▶ **WHAT IS BEING ASKED**
Take the entries below and print all of them exactly, please.

▶ **ENTRIES**
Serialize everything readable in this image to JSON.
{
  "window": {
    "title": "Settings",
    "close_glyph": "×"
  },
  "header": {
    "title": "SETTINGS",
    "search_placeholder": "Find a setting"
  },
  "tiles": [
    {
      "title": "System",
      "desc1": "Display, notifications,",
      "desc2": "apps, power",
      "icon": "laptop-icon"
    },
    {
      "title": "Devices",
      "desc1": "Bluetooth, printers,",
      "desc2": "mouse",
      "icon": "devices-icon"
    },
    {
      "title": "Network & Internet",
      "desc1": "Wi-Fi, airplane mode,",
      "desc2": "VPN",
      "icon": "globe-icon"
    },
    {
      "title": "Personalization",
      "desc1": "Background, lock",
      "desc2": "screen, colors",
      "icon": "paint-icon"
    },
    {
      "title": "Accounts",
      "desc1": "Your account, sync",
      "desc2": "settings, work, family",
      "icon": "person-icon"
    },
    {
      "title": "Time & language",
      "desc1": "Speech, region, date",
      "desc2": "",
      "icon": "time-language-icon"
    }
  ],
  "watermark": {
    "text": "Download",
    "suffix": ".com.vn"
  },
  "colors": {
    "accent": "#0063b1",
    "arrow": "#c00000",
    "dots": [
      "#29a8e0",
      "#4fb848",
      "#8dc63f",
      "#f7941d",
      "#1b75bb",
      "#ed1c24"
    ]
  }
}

▶ **TASK RESPONSE**
Serialize everything readable in this image to JSON.
{
  "window": {
    "title": "Settings",
    "close_glyph": "×"
  },
  "header": {
    "title": "SETTINGS",
    "search_placeholder": "Find a setting"
  },
  "tiles": [
    {
      "title": "System",
      "desc1": "Display, notifications,",
      "desc2": "apps, power",
      "icon": "laptop-icon"
    },
    {
      "title": "Devices",
      "desc1": "Bluetooth, printers,",
      "desc2": "mouse",
      "icon": "devices-icon"
    },
    {
      "title": "Network & Internet",
      "desc1": "Wi-Fi, airplane mode,",
      "desc2": "VPN",
      "icon": "globe-icon"
    },
    {
      "title": "Personalization",
      "desc1": "Background, lock",
      "desc2": "screen, colors",
      "icon": "paint-icon"
    },
    {
      "title": "Accounts",
      "desc1": "Your account, sync",
      "desc2": "settings, work, family",
      "icon": "person-icon"
    },
    {
      "title": "Time & language",
      "desc1": "Speech, region, date",
      "desc2": "",
      "icon": "time-language-icon"
    }
  ],
  "watermark": {
    "text": "Download",
    "suffix": ".com.vn"
  },
  "colors": {
    "accent": "#0063b1",
    "arrow": "#c00000",
    "dots": [
      "#29a8e0",
      "#4fb848",
      "#8dc63f",
      "#f7941d",
      "#1b75bb",
      "#ed1c24"
    ]
  }
}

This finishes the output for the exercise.